>> start

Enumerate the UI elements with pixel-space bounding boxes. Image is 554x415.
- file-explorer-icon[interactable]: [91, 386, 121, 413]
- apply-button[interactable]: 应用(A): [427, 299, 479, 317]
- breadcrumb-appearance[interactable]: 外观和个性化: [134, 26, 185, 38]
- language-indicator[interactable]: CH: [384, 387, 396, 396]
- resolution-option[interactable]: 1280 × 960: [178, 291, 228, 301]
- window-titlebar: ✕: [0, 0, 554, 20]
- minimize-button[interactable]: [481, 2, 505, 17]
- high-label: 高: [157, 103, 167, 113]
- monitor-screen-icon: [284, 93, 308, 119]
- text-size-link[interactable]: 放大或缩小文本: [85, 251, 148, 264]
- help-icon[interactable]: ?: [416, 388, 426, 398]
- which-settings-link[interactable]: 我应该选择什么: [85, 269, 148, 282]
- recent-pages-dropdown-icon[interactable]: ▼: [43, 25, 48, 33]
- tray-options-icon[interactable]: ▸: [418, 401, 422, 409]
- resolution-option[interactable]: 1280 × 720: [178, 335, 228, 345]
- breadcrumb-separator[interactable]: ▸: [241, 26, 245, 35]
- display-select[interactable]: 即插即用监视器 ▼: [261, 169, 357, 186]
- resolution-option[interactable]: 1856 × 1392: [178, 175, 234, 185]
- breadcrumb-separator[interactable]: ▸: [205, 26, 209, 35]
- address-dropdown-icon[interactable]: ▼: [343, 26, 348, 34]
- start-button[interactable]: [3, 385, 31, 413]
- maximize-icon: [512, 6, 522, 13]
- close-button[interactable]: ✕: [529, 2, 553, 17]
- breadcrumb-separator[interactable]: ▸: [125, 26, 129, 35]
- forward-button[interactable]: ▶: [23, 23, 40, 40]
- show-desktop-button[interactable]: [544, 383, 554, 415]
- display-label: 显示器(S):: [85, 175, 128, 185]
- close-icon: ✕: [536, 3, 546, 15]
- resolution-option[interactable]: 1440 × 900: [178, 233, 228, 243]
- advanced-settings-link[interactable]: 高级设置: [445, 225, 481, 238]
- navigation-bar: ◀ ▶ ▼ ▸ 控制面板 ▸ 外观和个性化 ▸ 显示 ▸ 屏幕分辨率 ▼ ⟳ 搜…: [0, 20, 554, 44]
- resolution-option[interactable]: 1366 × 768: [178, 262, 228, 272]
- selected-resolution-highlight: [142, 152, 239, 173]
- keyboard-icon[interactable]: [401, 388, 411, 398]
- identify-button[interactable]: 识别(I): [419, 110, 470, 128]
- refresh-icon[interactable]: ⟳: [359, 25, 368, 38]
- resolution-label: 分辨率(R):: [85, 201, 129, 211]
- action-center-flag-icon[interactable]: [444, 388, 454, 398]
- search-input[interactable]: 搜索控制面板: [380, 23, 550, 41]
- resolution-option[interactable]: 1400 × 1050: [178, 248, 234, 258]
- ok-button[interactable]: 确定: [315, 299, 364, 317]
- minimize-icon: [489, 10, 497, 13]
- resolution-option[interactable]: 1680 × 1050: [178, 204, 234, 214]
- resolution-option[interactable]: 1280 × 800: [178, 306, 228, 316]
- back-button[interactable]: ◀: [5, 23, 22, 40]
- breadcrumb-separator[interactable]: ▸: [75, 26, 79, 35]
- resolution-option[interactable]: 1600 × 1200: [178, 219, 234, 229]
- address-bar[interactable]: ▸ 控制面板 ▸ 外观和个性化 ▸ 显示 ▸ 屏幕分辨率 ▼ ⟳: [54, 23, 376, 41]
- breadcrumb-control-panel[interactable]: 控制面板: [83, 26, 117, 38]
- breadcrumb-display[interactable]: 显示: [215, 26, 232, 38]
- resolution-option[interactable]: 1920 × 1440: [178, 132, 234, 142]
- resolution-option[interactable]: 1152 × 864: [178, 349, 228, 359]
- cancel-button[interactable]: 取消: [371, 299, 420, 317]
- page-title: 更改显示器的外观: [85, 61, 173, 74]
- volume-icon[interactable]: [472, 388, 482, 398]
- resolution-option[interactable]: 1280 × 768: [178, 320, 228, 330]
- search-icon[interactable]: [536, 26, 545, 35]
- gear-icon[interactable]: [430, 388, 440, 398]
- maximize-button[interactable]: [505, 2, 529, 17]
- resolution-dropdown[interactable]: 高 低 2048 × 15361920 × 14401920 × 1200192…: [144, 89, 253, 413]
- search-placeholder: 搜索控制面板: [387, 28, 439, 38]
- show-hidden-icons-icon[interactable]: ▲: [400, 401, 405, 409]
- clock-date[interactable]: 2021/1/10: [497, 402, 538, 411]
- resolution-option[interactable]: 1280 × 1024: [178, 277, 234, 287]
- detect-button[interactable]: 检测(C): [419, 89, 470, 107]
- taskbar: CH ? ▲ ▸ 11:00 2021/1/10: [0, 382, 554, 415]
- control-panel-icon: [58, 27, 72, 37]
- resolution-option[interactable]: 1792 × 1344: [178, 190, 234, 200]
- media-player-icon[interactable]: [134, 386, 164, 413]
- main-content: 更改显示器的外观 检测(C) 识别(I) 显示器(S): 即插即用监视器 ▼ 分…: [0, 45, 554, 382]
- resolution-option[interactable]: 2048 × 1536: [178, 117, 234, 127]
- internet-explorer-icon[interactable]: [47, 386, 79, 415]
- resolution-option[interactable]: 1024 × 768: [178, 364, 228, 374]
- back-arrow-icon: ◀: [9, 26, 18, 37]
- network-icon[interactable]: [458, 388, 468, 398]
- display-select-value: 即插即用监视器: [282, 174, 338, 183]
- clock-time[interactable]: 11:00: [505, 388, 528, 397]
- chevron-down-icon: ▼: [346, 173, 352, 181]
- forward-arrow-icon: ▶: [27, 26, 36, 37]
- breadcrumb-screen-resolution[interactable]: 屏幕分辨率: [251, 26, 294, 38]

>> end
>> start

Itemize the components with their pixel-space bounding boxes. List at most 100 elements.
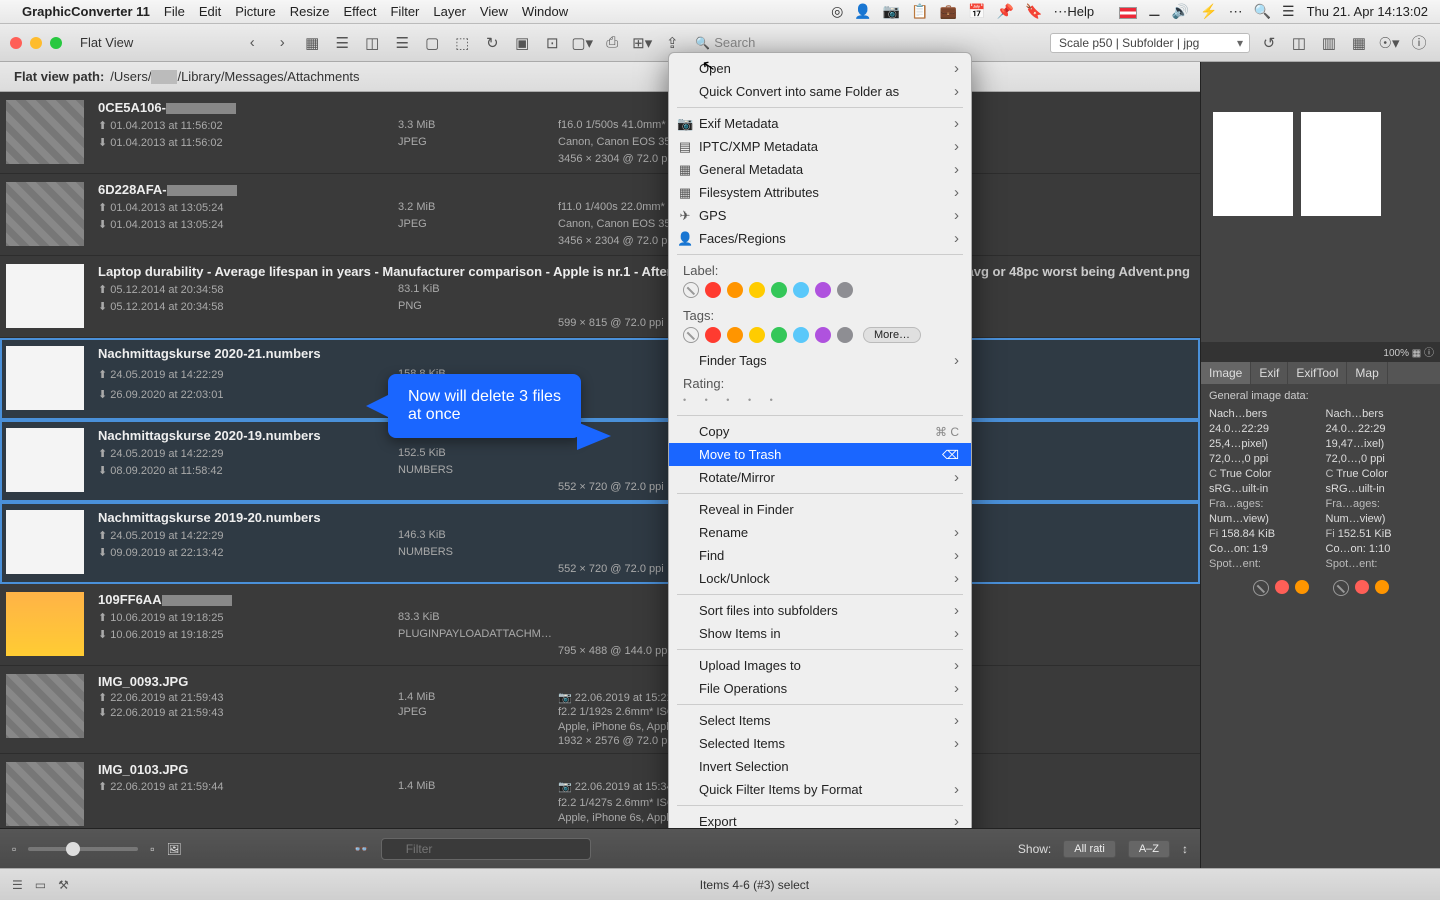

>> end

Work to do:
Reproduce only the material starting at the line containing "Enumerate the UI" and ending at the line containing "- window-titlebar: ✕: [0, 0, 554, 20]", with "confirm-button" substituted for "apply-button" and everything else unchanged.

Exercise answer:
Enumerate the UI elements with pixel-space bounding boxes. Image is 554x415.
- file-explorer-icon[interactable]: [91, 386, 121, 413]
- confirm-button[interactable]: 应用(A): [427, 299, 479, 317]
- breadcrumb-appearance[interactable]: 外观和个性化: [134, 26, 185, 38]
- language-indicator[interactable]: CH: [384, 387, 396, 396]
- resolution-option[interactable]: 1280 × 960: [178, 291, 228, 301]
- window-titlebar: ✕: [0, 0, 554, 20]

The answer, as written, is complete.